AIM: Lines containing the word "used" are the ones to copy from the records below.

DATASET RECORDS:
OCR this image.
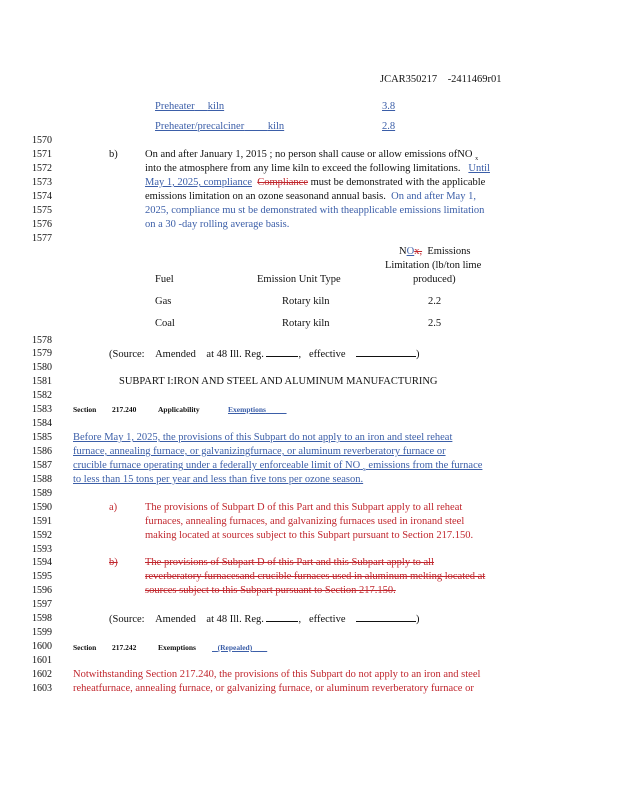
JCAR350217 -2411469r01
Preheater kiln	3.8
Preheater/precalciner kiln	2.8
1570
1571
1572
1573
1574
1575
1576
1577
1578
1579
1580
1581
1582
1583
1584
1585
1586
1587
1588
1589
1590
1591
1592
1593
1594
1595
1596
1597
1598
1599
1600
1601
1602
1603
b)	On and after January 1, 2015 ; no person shall cause or allow emissions ofNO $_x$
into the atmosphere from any lime kiln to exceed the following limitations. Until
May 1, 2025, compliance Compliance must be demonstrated with the applicable
emissions limitation on an ozone seasonand annual basis. On and after May 1,
2025, compliance mu st be demonstrated with theapplicable emissions limitation
on a 30 -day rolling average basis.
NOx, Emissions
Limitation (lb/ton lime
produced)
Fuel	Emission Unit Type
Gas	Rotary kiln	2.2
Coal	Rotary kiln	2.5
(Source: Amended at 48 Ill. Reg.	, effective	)
SUBPART I:IRON AND STEEL AND ALUMINUM MANUFACTURING
Section 217.240	Applicability	Exemptions
Before May 1, 2025, the provisions of this Subpart do not apply to an iron and steel reheat
furnace, annealing furnace, or galvanizingfurnace, or aluminum reverberatory furnace or
crucible furnace operating under a federally enforceable limit of NO $_x$ emissions from the furnace
to less than 15 tons per year and less than five tons per ozone season.
a)	The provisions of Subpart D of this Part and this Subpart apply to all reheat
furnaces, annealing furnaces, and galvanizing furnaces used in ironand steel
making located at sources subject to this Subpart pursuant to Section 217.150.
b)	The provisions of Subpart D of this Part and this Subpart apply to all
reverberatory furnacesand crucible furnaces used in aluminum melting located at
sources subject to this Subpart pursuant to Section 217.150.
(Source: Amended at 48 Ill. Reg.	, effective	)
Section 217.242	Exemptions	(Repealed)
Notwithstanding Section 217.240, the provisions of this Subpart do not apply to an iron and steel
reheatfurnace, annealing furnace, or galvanizing furnace, or aluminum reverberatory furnace or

WRITTEN SOLUTION:
furnaces, annealing furnaces, and galvanizing furnaces used in ironand steel
reverberatory furnacesand crucible furnaces used in aluminum melting located at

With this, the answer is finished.